**Aim:**
Beginning with the line that contains "Transcribe this image's", reproduce the remaining lines of the material exactly, up to and including the last one, but no pictures.

## start Provided entries

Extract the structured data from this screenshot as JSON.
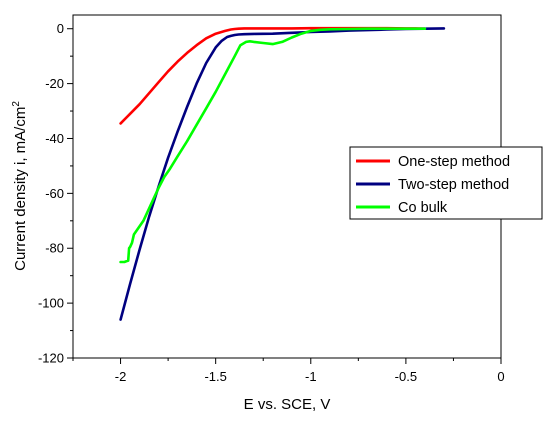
{
  "chart_data": {
    "type": "line",
    "xlabel": "E vs. SCE, V",
    "ylabel_main": "Current density i, mA/cm",
    "ylabel_sup": "2",
    "xlim": [
      -2.25,
      0
    ],
    "ylim": [
      -120,
      5
    ],
    "x_ticks": [
      -2,
      -1.5,
      -1,
      -0.5,
      0
    ],
    "x_tick_labels": [
      "-2",
      "-1.5",
      "-1",
      "-0.5",
      "0"
    ],
    "y_ticks": [
      0,
      -20,
      -40,
      -60,
      -80,
      -100,
      -120
    ],
    "y_tick_labels": [
      "0",
      "-20",
      "-40",
      "-60",
      "-80",
      "-100",
      "-120"
    ],
    "grid": false,
    "legend_position": "right",
    "series": [
      {
        "name": "One-step method",
        "color": "#ff0000",
        "x": [
          -2.0,
          -1.95,
          -1.9,
          -1.85,
          -1.8,
          -1.75,
          -1.7,
          -1.65,
          -1.6,
          -1.55,
          -1.5,
          -1.45,
          -1.42,
          -1.4,
          -1.38,
          -1.35,
          -1.3,
          -1.2,
          -1.1,
          -1.0,
          -0.9,
          -0.8,
          -0.7,
          -0.6,
          -0.5,
          -0.45,
          -0.4
        ],
        "y": [
          -34.5,
          -31.0,
          -27.5,
          -23.5,
          -19.5,
          -15.5,
          -12.0,
          -8.8,
          -6.0,
          -3.5,
          -1.8,
          -0.8,
          -0.3,
          -0.1,
          0.0,
          0.1,
          0.1,
          0.1,
          0.1,
          0.2,
          0.2,
          0.2,
          0.2,
          0.2,
          0.1,
          0.1,
          0.0
        ]
      },
      {
        "name": "Two-step method",
        "color": "#000080",
        "x": [
          -2.0,
          -1.95,
          -1.9,
          -1.85,
          -1.8,
          -1.75,
          -1.7,
          -1.65,
          -1.6,
          -1.55,
          -1.5,
          -1.47,
          -1.44,
          -1.42,
          -1.4,
          -1.38,
          -1.35,
          -1.3,
          -1.2,
          -1.1,
          -1.0,
          -0.9,
          -0.8,
          -0.7,
          -0.6,
          -0.5,
          -0.4,
          -0.3
        ],
        "y": [
          -106.0,
          -93.0,
          -80.5,
          -68.5,
          -57.5,
          -47.0,
          -37.5,
          -28.5,
          -20.0,
          -12.5,
          -6.8,
          -4.5,
          -3.0,
          -2.6,
          -2.3,
          -2.1,
          -2.0,
          -1.9,
          -1.8,
          -1.5,
          -1.2,
          -1.0,
          -0.7,
          -0.5,
          -0.3,
          -0.1,
          0.0,
          0.1
        ]
      },
      {
        "name": "Co bulk",
        "color": "#00ff00",
        "x": [
          -2.0,
          -1.98,
          -1.96,
          -1.955,
          -1.95,
          -1.94,
          -1.93,
          -1.92,
          -1.9,
          -1.88,
          -1.86,
          -1.84,
          -1.82,
          -1.8,
          -1.77,
          -1.74,
          -1.7,
          -1.65,
          -1.6,
          -1.55,
          -1.5,
          -1.45,
          -1.4,
          -1.37,
          -1.34,
          -1.32,
          -1.3,
          -1.25,
          -1.2,
          -1.15,
          -1.1,
          -1.05,
          -1.0,
          -0.95,
          -0.9,
          -0.8,
          -0.7,
          -0.6,
          -0.5,
          -0.4
        ],
        "y": [
          -85.0,
          -85.0,
          -84.5,
          -80.0,
          -79.5,
          -78.0,
          -75.0,
          -74.0,
          -72.0,
          -70.0,
          -67.0,
          -64.0,
          -61.0,
          -58.0,
          -54.0,
          -51.0,
          -46.5,
          -41.0,
          -35.0,
          -29.0,
          -23.0,
          -16.5,
          -10.0,
          -6.0,
          -4.8,
          -4.6,
          -4.8,
          -5.2,
          -5.6,
          -4.8,
          -3.2,
          -1.8,
          -0.8,
          -0.4,
          -0.2,
          -0.1,
          0.0,
          0.0,
          0.0,
          0.0
        ]
      }
    ]
  }
}
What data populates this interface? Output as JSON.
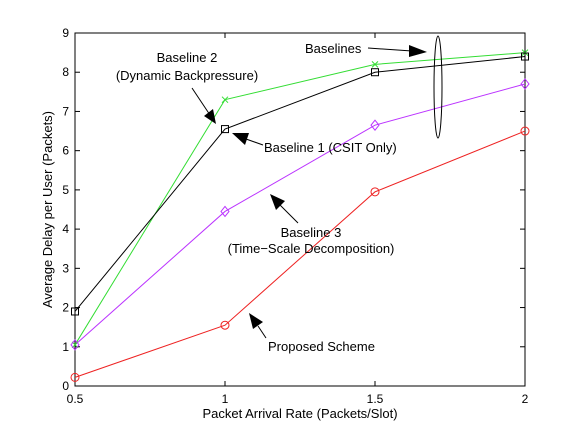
{
  "chart_data": {
    "type": "line",
    "title": "",
    "xlabel": "Packet Arrival Rate (Packets/Slot)",
    "ylabel": "Average Delay per User (Packets)",
    "xlim": [
      0.5,
      2
    ],
    "ylim": [
      0,
      9
    ],
    "x": [
      0.5,
      1,
      1.5,
      2
    ],
    "xticks": [
      "0.5",
      "1",
      "1.5",
      "2"
    ],
    "yticks": [
      "0",
      "1",
      "2",
      "3",
      "4",
      "5",
      "6",
      "7",
      "8",
      "9"
    ],
    "grid": false,
    "series": [
      {
        "name": "Baseline 2 (Dynamic Backpressure)",
        "values": [
          1.05,
          7.3,
          8.2,
          8.5
        ],
        "color": "#33dd33",
        "marker": "x"
      },
      {
        "name": "Baseline 1 (CSIT Only)",
        "values": [
          1.9,
          6.55,
          8.0,
          8.4
        ],
        "color": "#000000",
        "marker": "square"
      },
      {
        "name": "Baseline 3 (Time-Scale Decomposition)",
        "values": [
          1.05,
          4.45,
          6.65,
          7.7
        ],
        "color": "#bb33ff",
        "marker": "diamond"
      },
      {
        "name": "Proposed Scheme",
        "values": [
          0.22,
          1.55,
          4.95,
          6.5
        ],
        "color": "#ee2222",
        "marker": "circle"
      }
    ],
    "annotations": [
      {
        "lines": [
          "Baseline 2",
          "(Dynamic Backpressure)"
        ]
      },
      {
        "lines": [
          "Baselines"
        ]
      },
      {
        "lines": [
          "Baseline 1 (CSIT Only)"
        ]
      },
      {
        "lines": [
          "Baseline 3",
          "(Time−Scale Decomposition)"
        ]
      },
      {
        "lines": [
          "Proposed Scheme"
        ]
      }
    ]
  }
}
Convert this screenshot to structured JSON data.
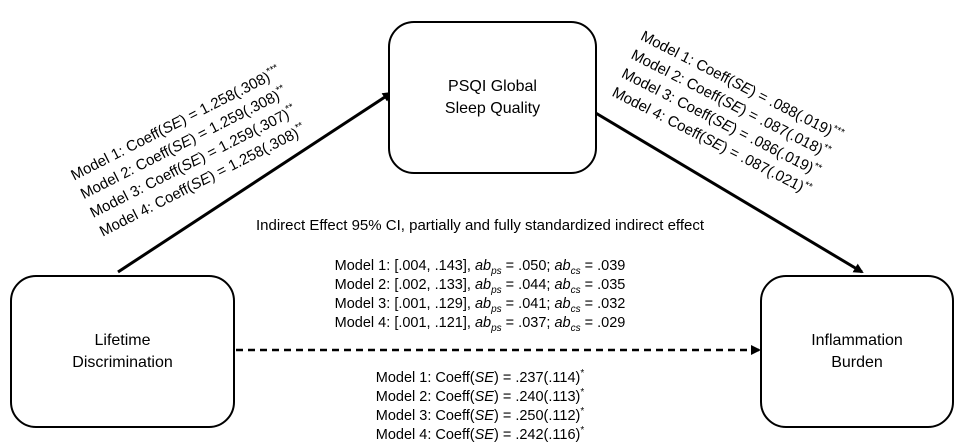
{
  "nodes": {
    "mediator": [
      "PSQI Global",
      "Sleep Quality"
    ],
    "predictor": [
      "Lifetime",
      "Discrimination"
    ],
    "outcome": [
      "Inflammation",
      "Burden"
    ]
  },
  "path_a": [
    {
      "model": "Model 1",
      "label": "Coeff(",
      "se": "SE",
      "value": ") = 1.258(.308)",
      "sig": "***"
    },
    {
      "model": "Model 2",
      "label": "Coeff(",
      "se": "SE",
      "value": ") = 1.259(.308)",
      "sig": "**"
    },
    {
      "model": "Model 3",
      "label": "Coeff(",
      "se": "SE",
      "value": ") = 1.259(.307)",
      "sig": "**"
    },
    {
      "model": "Model 4",
      "label": "Coeff(",
      "se": "SE",
      "value": ") = 1.258(.308)",
      "sig": "**"
    }
  ],
  "path_b": [
    {
      "model": "Model 1",
      "label": "Coeff(",
      "se": "SE",
      "value": ") = .088(.019)",
      "sig": "***"
    },
    {
      "model": "Model 2",
      "label": "Coeff(",
      "se": "SE",
      "value": ") = .087(.018)",
      "sig": "**"
    },
    {
      "model": "Model 3",
      "label": "Coeff(",
      "se": "SE",
      "value": ") = .086(.019)",
      "sig": "**"
    },
    {
      "model": "Model 4",
      "label": "Coeff(",
      "se": "SE",
      "value": ") = .087(.021)",
      "sig": "**"
    }
  ],
  "indirect": {
    "title": "Indirect Effect 95% CI, partially and fully standardized indirect effect",
    "ab": "ab",
    "ps": "ps",
    "cs": "cs",
    "rows": [
      {
        "model": "Model 1",
        "ci": "[.004, .143]",
        "ps_val": " = .050; ",
        "cs_val": " = .039"
      },
      {
        "model": "Model 2",
        "ci": "[.002, .133]",
        "ps_val": " = .044; ",
        "cs_val": " = .035"
      },
      {
        "model": "Model 3",
        "ci": "[.001, .129]",
        "ps_val": " = .041; ",
        "cs_val": " = .032"
      },
      {
        "model": "Model 4",
        "ci": "[.001, .121]",
        "ps_val": " = .037; ",
        "cs_val": " = .029"
      }
    ]
  },
  "direct": [
    {
      "model": "Model 1",
      "label": "Coeff(",
      "se": "SE",
      "value": ") = .237(.114)",
      "sig": "*"
    },
    {
      "model": "Model 2",
      "label": "Coeff(",
      "se": "SE",
      "value": ") = .240(.113)",
      "sig": "*"
    },
    {
      "model": "Model 3",
      "label": "Coeff(",
      "se": "SE",
      "value": ") = .250(.112)",
      "sig": "*"
    },
    {
      "model": "Model 4",
      "label": "Coeff(",
      "se": "SE",
      "value": ") = .242(.116)",
      "sig": "*"
    }
  ]
}
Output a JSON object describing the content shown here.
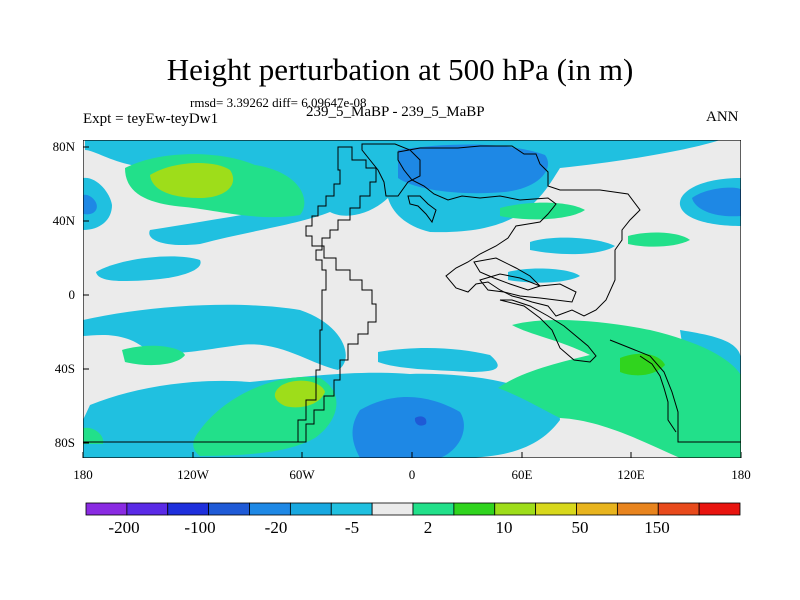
{
  "title": "Height perturbation at 500 hPa (in m)",
  "stats": "rmsd= 3.39262 diff= 6.09647e-08",
  "left_label": "Expt = teyEw-teyDw1",
  "center_label": "239_5_MaBP - 239_5_MaBP",
  "right_label": "ANN",
  "map": {
    "projection": "cylindrical-equidistant",
    "background": "#ebebeb",
    "lat_ticks": [
      "80N",
      "40N",
      "0",
      "40S",
      "80S"
    ],
    "lon_ticks": [
      "180",
      "120W",
      "60W",
      "0",
      "60E",
      "120E",
      "180"
    ]
  },
  "colorbar": {
    "colors": [
      "#8a2be2",
      "#5a2ae6",
      "#1e2fdc",
      "#1f5ad6",
      "#1e88e5",
      "#18a8e0",
      "#20c0e0",
      "#ebebeb",
      "#22e08a",
      "#30d41e",
      "#9edd1a",
      "#d8d81c",
      "#e8b41e",
      "#e8841e",
      "#e84a1c",
      "#e8140f"
    ],
    "labels": [
      "-200",
      "-100",
      "-20",
      "-5",
      "2",
      "10",
      "50",
      "150"
    ]
  }
}
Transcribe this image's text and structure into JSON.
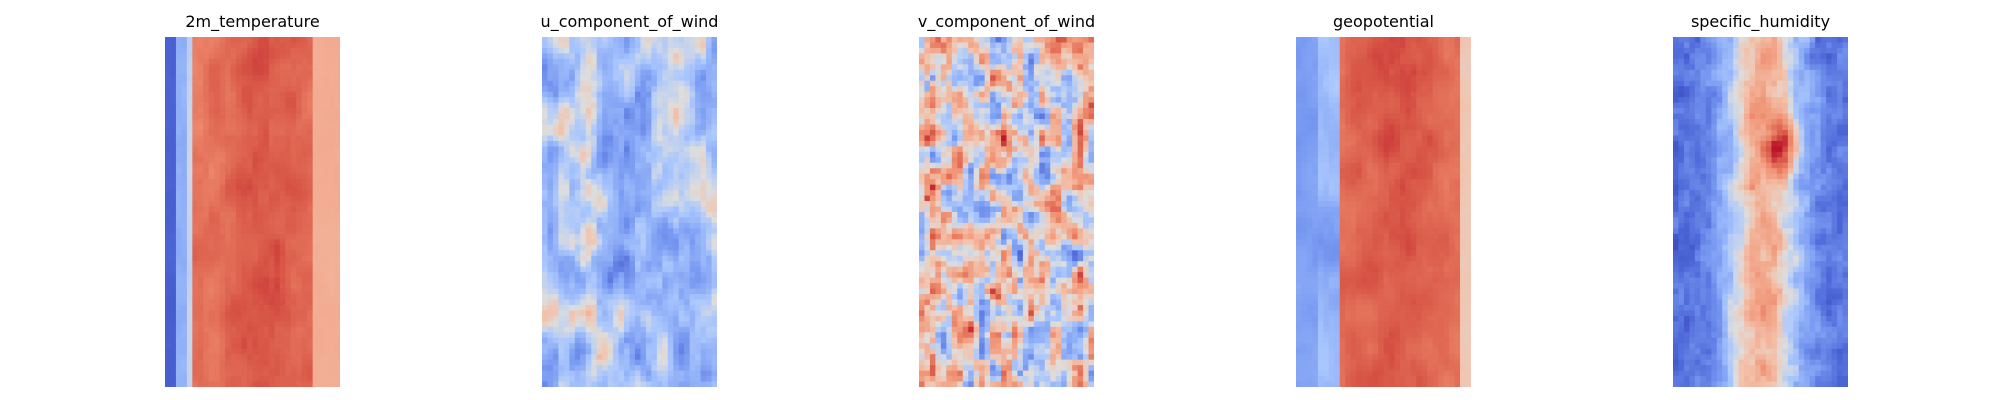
{
  "chart_data": [
    {
      "type": "heatmap",
      "title": "2m_temperature",
      "colormap": "coolwarm",
      "axes": "off",
      "pattern": "temperature"
    },
    {
      "type": "heatmap",
      "title": "u_component_of_wind",
      "colormap": "coolwarm",
      "axes": "off",
      "pattern": "u_wind"
    },
    {
      "type": "heatmap",
      "title": "v_component_of_wind",
      "colormap": "coolwarm",
      "axes": "off",
      "pattern": "v_wind"
    },
    {
      "type": "heatmap",
      "title": "geopotential",
      "colormap": "coolwarm",
      "axes": "off",
      "pattern": "geopotential"
    },
    {
      "type": "heatmap",
      "title": "specific_humidity",
      "colormap": "coolwarm",
      "axes": "off",
      "pattern": "humidity"
    }
  ]
}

## end Provided entries

**The solution:**
Transcribe this image's text and structure into JSON.
{
  "chart_data": [
    {
      "type": "heatmap",
      "title": "2m_temperature",
      "colormap": "coolwarm",
      "axes": "off",
      "pattern": "temperature"
    },
    {
      "type": "heatmap",
      "title": "u_component_of_wind",
      "colormap": "coolwarm",
      "axes": "off",
      "pattern": "u_wind"
    },
    {
      "type": "heatmap",
      "title": "v_component_of_wind",
      "colormap": "coolwarm",
      "axes": "off",
      "pattern": "v_wind"
    },
    {
      "type": "heatmap",
      "title": "geopotential",
      "colormap": "coolwarm",
      "axes": "off",
      "pattern": "geopotential"
    },
    {
      "type": "heatmap",
      "title": "specific_humidity",
      "colormap": "coolwarm",
      "axes": "off",
      "pattern": "humidity"
    }
  ]
}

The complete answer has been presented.